▶ [PASSAGE SHOWN]
========

Director’s NoteI like to picture us arriving at our collaborations hatless – only polite when one’s sitting down to eat. Each of us – designer, director, lighting designer, choreographer, writer, producer, whoever is involved at the beginning – start from the same place, interrogating our subject freely, forgetting that we’ll have a particular role. At some point, sooner or later, each of us will need to put on the hat labelled ‘designer’ or ‘director’, (whatever we happen to have some degree of expertise in), but at the start, we’re just offering the ingredients that our own particular human experience suggest.

But of course we need to start with something– a little ‘amuse gueule’ to get our juices flowing. Any of us might bring this. Most often mine happen to be visual – a formal construct (2 seating banks for ‘see-saw’, a pool table for ‘White Trash’) that might evolve into a trope where our explorations can be sited. Simon takes these and shakes them up and distils them until only the essence remains – sometimes unrecognisable as stemming from the miniature crumb I offered.

The visual, spatial, aesthetic choices that Quarantine make are an exact corollary with the way in which we develop live performance material. These elements are inseparable and inextricable – the one the function of the other. In rehearsal, I try to develop material with performers that is at the same time a genuine reflection of their lived experience and somehow a heightened, theatrical comment upon it – through textual framing and juxtapositions, the choice of performance languages, a host of strategies…. Simon’s work – those mirror balls floating above the familiar party setting for ‘Butterfly’, the polished pole linking earth to heaven in ‘Susan and Darren’ – does something very similar: offering images which are at one and the same moment familiar, mundane even – perhaps ‘real’ – yet somehow suggesting something beyond the everyday.

Simon’s scenography for Quarantine is most definitely and defiantly not simply the table our work is served upon. He chops, stirs, spices and salts like the rest of us. Our collective aim is to try to make something tasty enough to share…

We might start with one question and twenty people, perhaps one hundred questions and two people, the outcome always confounds expectations and assumptions.

THE INGREDIENTS

“What’s in them?”

We might start with one question and twenty people, perhaps one hundred questions and two people, the outcome always confounds expectations and assumptions.

1. What have you forgotten?
2. Name something that you believe in…
3. What was the date of the last time you cried? 4. What stops you?

========

▶ [STATED PROBLEM 1]
Transcribe from the director's note the part that opens with the words containing "Simon’s scenography for" and closes with "have you forgotten?".
▶ [STATED PROBLEM 2]
Answer these questions from the director's note:
(a) According to the note, when is being hatless only polite?
(b) What formal construct is named for 'White Trash'?
(c) What floats above the party setting for 'Butterfly'?
▶ [STATED PROBLEM 3]
Resume the director's note on Quarantine's collaborations from the point where it stops.

========

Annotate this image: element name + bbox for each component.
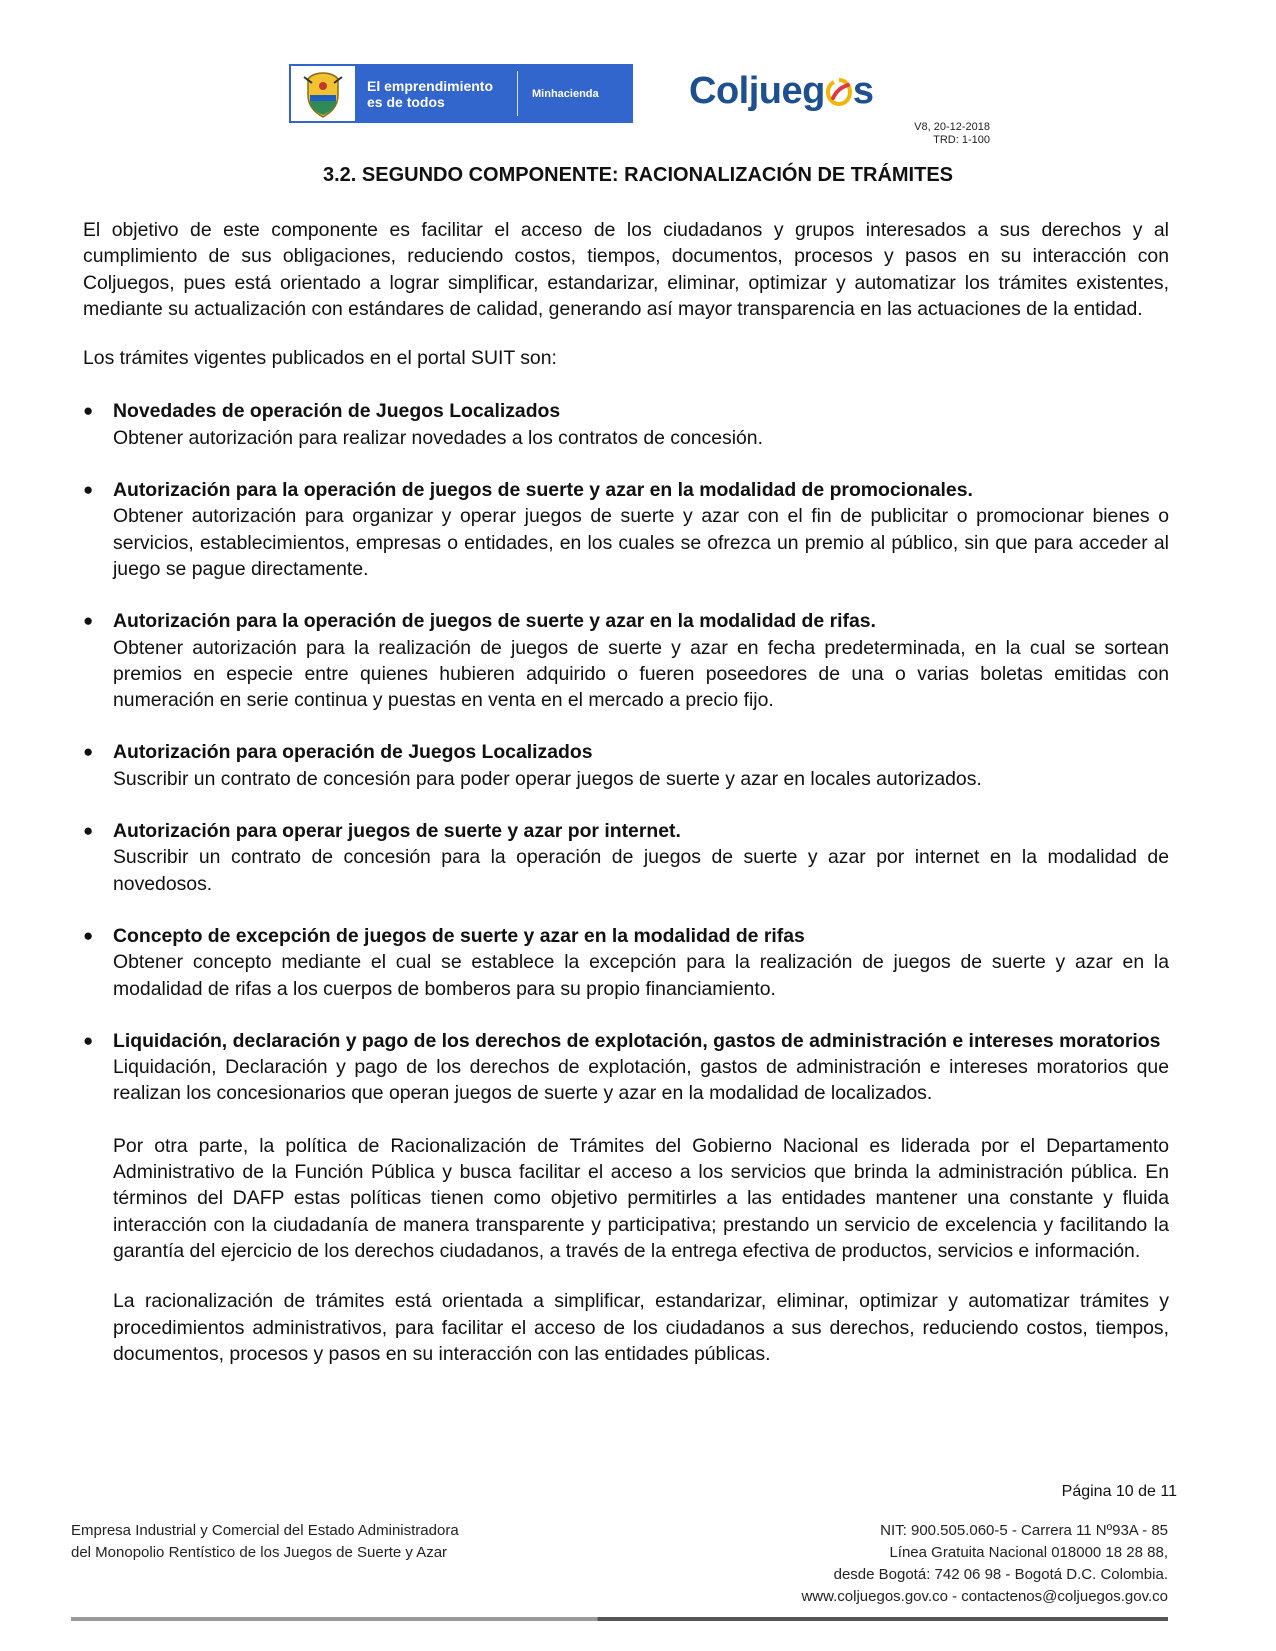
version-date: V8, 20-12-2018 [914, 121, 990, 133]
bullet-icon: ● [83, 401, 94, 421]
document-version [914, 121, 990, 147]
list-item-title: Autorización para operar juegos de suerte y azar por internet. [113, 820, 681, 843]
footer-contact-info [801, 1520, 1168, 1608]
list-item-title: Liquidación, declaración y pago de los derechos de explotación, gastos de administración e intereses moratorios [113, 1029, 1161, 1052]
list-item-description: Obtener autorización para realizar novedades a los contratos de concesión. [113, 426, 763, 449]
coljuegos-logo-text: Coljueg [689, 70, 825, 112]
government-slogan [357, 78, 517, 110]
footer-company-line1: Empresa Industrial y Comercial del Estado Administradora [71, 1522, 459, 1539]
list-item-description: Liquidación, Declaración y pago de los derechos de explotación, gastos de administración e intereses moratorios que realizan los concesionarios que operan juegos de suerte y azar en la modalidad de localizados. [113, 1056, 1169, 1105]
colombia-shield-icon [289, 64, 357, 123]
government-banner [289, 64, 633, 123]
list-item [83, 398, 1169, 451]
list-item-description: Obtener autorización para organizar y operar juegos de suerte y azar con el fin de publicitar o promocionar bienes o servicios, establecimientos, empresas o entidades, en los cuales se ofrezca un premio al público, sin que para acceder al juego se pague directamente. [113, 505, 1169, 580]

========

▶ [OUTPUT 1]
Simon’s scenography for Quarantine is most definitely and defiantly not simply the table our work is served upon. He chops, stirs, spices and salts like the rest of us. Our collective aim is to try to make something tasty enough to share…

We might start with one question and twenty people, perhaps one hundred questions and two people, the outcome always confounds expectations and assumptions.

THE INGREDIENTS

“What’s in them?”

We might start with one question and twenty people, perhaps one hundred questions and two people, the outcome always confounds expectations and assumptions.

1. What have you forgotten?

▶ [OUTPUT 2]
(a) When one is sitting down to eat.
(b) A pool table.
(c) Mirror balls.

▶ [OUTPUT 3]
5…6…7…

Quarantine make theatre with, and arising from, the histories of the people we work with: a Glaswegian family; seven young white men from Manchester; a dancer and his mother who cleans; refugees in Leicester, immigrants in Ghent; a group of performers from various cities, yourselves…

Quarantine are not a reality theatre company, we are not the stage version of Big Brother, but we do often choose to work with people who are not trained actors, people who are not trained to tell other peoples’ stories and who could not tell stories unless they were true [or their own lies]. And we ask these people to share their stories and experiences, to show but never to pretend. We use theatre and its means to develop a context for people to make discoveries for (and about) themselves and we create situations, circumstances and environments that encourage interactions between people that can be intimate and invisible, public and celebratory. We try to make work where these moments can emerge unforeseen and unscripted, and continue beyond the frame of our work. We want to remove ourselves from the centre, to make space for others (paying guest or paid participant) to meet and determine if there is to be any further outcome; what might exist beyond the moment of connection. The work is a reflection of what we see in front of us, what we think is intriguing or confusing about the world that surrounds us now.

White Trash: “a dirty ballet” of young white working-class men who tell us of their ambitions, their fears, how to survive growing up in Manchester, when they laugh, when they cry – provoking questions about what is ‘real’ and what is ‘true’. A performance that takes place on and around a pool table (in a pub?), in a theatre surrounded by friends for the night, balancing sympathy with respect, eyes opened wide.

When you book a ticket you are given the choice of sitting within the performance space or standing outside the space – on chairs on the stage surface within low boundary walls or standing outside the walls looking in – but it becomes clear that when the audience enter the space they adjust their preferences according to their immediate reaction upon viewing the options, the choice effectively between being onstage or offstage, participant or observer, active or passive.

“the seven are finding themselves as they perform, because their performance is their triumph, their nightly act of self-definition. In short, you’re not told what happened; you’re there as it happens.” (Peter Preston)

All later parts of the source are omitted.